■ TASK OBJECTIVE:
Count every line below in which "Petroleum" occurs, then give only the count.

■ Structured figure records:
==============================

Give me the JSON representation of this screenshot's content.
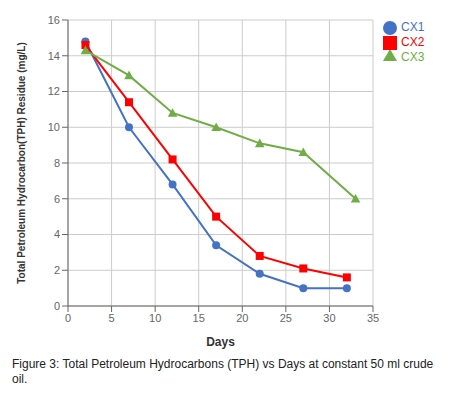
{
  "chart_data": {
    "type": "line",
    "xlabel": "Days",
    "ylabel": "Total Petroleum Hydrocarbon(TPH) Residue (mg/L)",
    "xlim": [
      0,
      35
    ],
    "ylim": [
      0,
      16
    ],
    "xticks": [
      0,
      5,
      10,
      15,
      20,
      25,
      30,
      35
    ],
    "yticks": [
      0,
      2,
      4,
      6,
      8,
      10,
      12,
      14,
      16
    ],
    "grid": true,
    "legend": "upper right",
    "annotations": [
      "Figure 3: Total Petroleum Hydrocarbons (TPH) vs Days at constant 50 ml crude\noil."
    ],
    "series": [
      {
        "name": "CX1",
        "color": "#4472C4",
        "marker": "circle",
        "x": [
          2,
          7,
          12,
          17,
          22,
          27,
          32
        ],
        "values": [
          14.8,
          10.0,
          6.8,
          3.4,
          1.8,
          1.0,
          1.0
        ]
      },
      {
        "name": "CX2",
        "color": "#FF0000",
        "marker": "square",
        "x": [
          2,
          7,
          12,
          17,
          22,
          27,
          32
        ],
        "values": [
          14.6,
          11.4,
          8.2,
          5.0,
          2.8,
          2.1,
          1.6
        ]
      },
      {
        "name": "CX3",
        "color": "#70AD47",
        "marker": "triangle",
        "x": [
          2,
          7,
          12,
          17,
          22,
          27,
          33
        ],
        "values": [
          14.3,
          12.9,
          10.8,
          10.0,
          9.1,
          8.6,
          6.0
        ]
      }
    ]
  }
}
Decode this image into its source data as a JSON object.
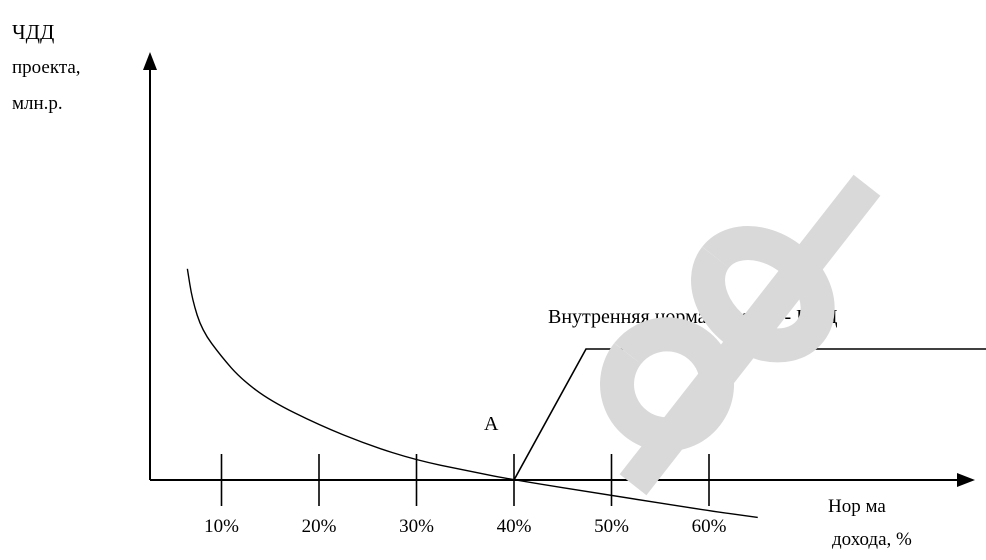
{
  "chart_data": {
    "type": "line",
    "title": "",
    "ylabel_lines": [
      "ЧДД",
      "проекта,",
      "млн.р."
    ],
    "xlabel_lines": [
      "Нор ма",
      "дохода, %"
    ],
    "x_ticks": [
      10,
      20,
      30,
      40,
      50,
      60
    ],
    "x_tick_labels": [
      "10%",
      "20%",
      "30%",
      "40%",
      "50%",
      "60%"
    ],
    "xlim": [
      3,
      80
    ],
    "ylim": [
      -1.1,
      5.5
    ],
    "grid": false,
    "series": [
      {
        "x": [
          6.5,
          7,
          8,
          10,
          12,
          15,
          20,
          25,
          30,
          35,
          40,
          50,
          60,
          65
        ],
        "y": [
          4.8,
          4.1,
          3.4,
          2.8,
          2.3,
          1.8,
          1.25,
          0.8,
          0.45,
          0.22,
          0.0,
          -0.35,
          -0.7,
          -0.85
        ]
      }
    ],
    "point_label": "А",
    "annotation": "Внутренняя норма доходов - ВНД"
  },
  "watermark": {
    "color": "#d9d9d9"
  }
}
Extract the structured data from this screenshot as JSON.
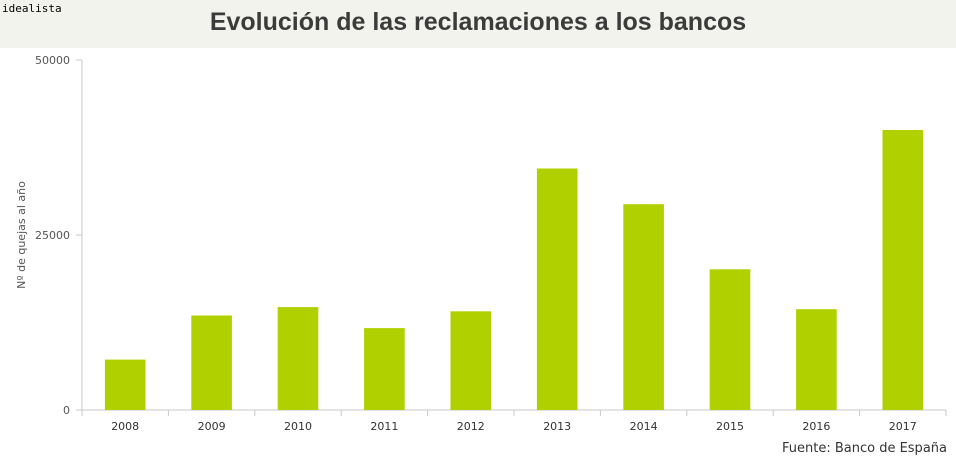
{
  "brand": {
    "logo_text": "idealista"
  },
  "source": "Fuente: Banco de España",
  "colors": {
    "bar": "#b0d000",
    "header_bg": "#f3f3ee",
    "axis": "#c8c8c8",
    "text": "#555555"
  },
  "chart_data": {
    "type": "bar",
    "title": "Evolución de las reclamaciones a los bancos",
    "xlabel": "",
    "ylabel": "Nº de quejas al año",
    "categories": [
      "2008",
      "2009",
      "2010",
      "2011",
      "2012",
      "2013",
      "2014",
      "2015",
      "2016",
      "2017"
    ],
    "values": [
      7200,
      13500,
      14700,
      11700,
      14100,
      34500,
      29400,
      20100,
      14400,
      40000
    ],
    "ylim": [
      0,
      50000
    ],
    "yticks": [
      0,
      25000,
      50000
    ],
    "ytick_labels": [
      "0",
      "25000",
      "50000"
    ],
    "grid": false,
    "legend": "none"
  }
}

==============================

■ WORKED SOLUTION:
2